(Stored items from a collection)

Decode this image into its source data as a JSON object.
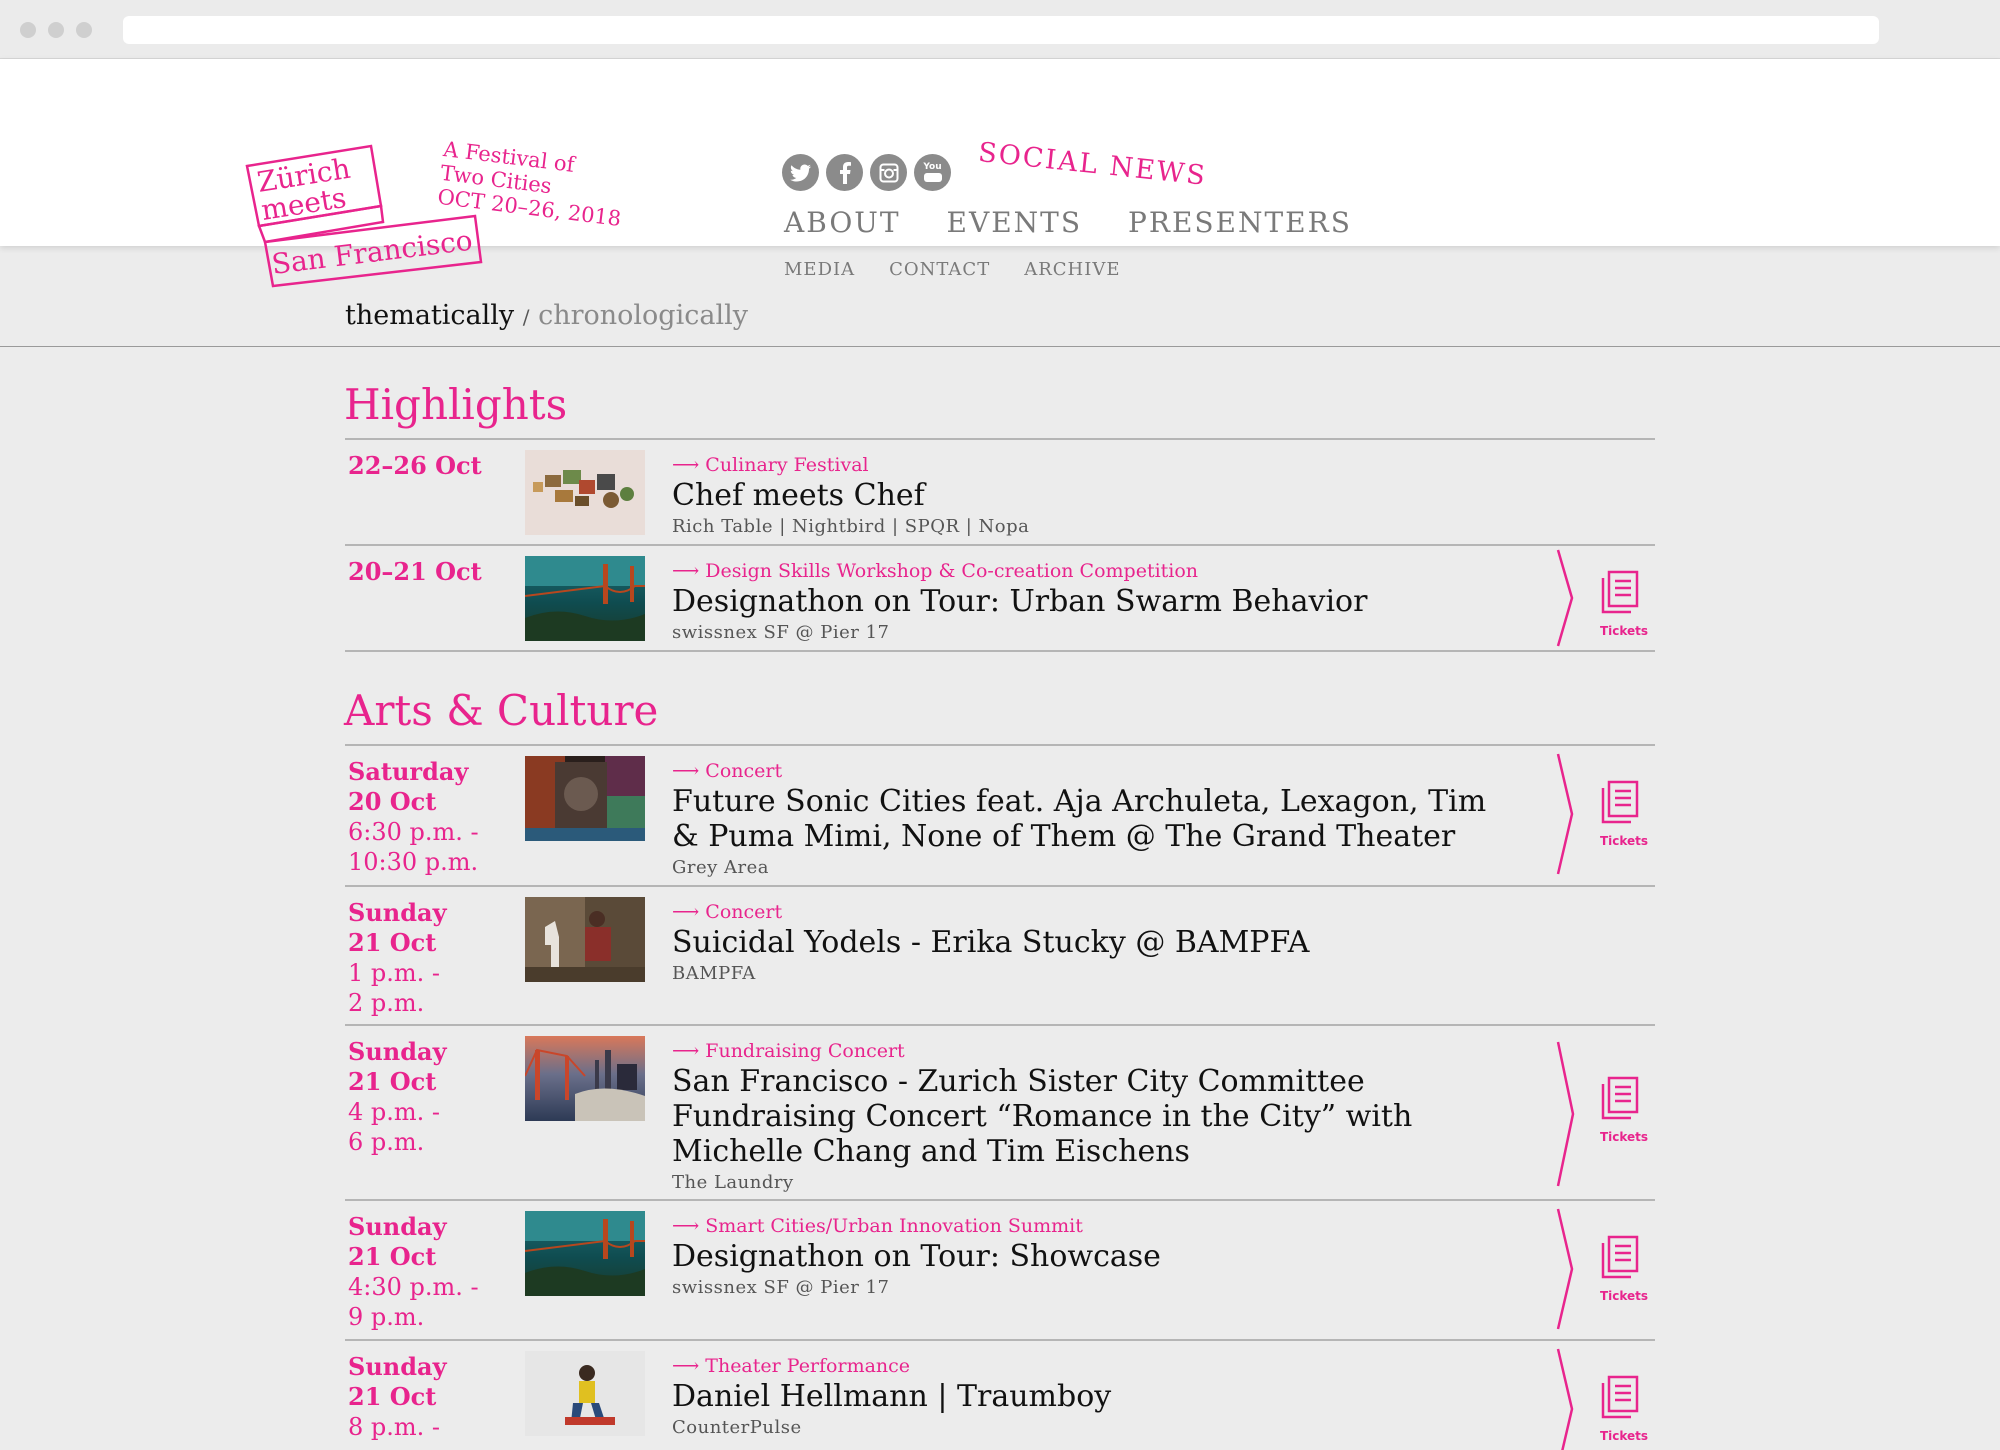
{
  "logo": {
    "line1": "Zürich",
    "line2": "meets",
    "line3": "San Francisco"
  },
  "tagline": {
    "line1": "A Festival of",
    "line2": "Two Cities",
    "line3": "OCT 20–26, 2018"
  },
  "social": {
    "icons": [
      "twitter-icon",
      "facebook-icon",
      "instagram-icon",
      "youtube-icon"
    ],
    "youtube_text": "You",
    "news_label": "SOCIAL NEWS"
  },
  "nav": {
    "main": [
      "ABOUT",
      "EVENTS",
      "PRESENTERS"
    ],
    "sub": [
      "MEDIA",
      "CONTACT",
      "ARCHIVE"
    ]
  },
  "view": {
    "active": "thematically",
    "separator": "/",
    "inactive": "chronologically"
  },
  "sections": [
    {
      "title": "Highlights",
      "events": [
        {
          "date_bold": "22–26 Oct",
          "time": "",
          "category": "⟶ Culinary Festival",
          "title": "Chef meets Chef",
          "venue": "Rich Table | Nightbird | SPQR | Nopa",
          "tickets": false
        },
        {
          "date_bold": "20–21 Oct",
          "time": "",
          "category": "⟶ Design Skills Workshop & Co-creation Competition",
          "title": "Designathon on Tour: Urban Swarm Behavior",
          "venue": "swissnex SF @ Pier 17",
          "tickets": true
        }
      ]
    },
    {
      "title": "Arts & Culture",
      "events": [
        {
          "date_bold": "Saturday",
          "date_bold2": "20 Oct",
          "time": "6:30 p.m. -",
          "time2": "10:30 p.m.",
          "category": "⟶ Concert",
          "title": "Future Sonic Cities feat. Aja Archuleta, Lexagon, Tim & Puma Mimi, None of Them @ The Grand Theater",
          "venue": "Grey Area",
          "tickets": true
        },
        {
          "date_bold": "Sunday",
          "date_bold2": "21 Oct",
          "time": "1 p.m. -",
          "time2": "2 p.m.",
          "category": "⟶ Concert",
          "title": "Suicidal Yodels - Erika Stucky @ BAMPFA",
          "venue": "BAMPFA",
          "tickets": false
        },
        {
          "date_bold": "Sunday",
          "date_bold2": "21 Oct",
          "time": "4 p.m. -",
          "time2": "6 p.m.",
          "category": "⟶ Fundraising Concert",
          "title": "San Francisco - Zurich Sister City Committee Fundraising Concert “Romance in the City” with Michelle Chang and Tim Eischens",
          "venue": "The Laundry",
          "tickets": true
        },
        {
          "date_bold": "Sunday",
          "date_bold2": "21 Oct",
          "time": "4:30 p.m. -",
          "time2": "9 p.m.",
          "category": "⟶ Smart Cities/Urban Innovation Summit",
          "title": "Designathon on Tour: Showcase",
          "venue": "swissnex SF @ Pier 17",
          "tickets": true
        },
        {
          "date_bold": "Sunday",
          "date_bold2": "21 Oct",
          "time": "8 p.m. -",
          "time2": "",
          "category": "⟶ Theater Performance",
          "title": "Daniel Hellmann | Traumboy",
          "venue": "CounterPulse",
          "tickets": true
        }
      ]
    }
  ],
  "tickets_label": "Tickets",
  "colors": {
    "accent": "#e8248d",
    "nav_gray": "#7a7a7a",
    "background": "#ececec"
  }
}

» **Directions for this task**
Lines of the listing that contain the word "Francisco" are to be counted; report only their number.

» **Solution**
2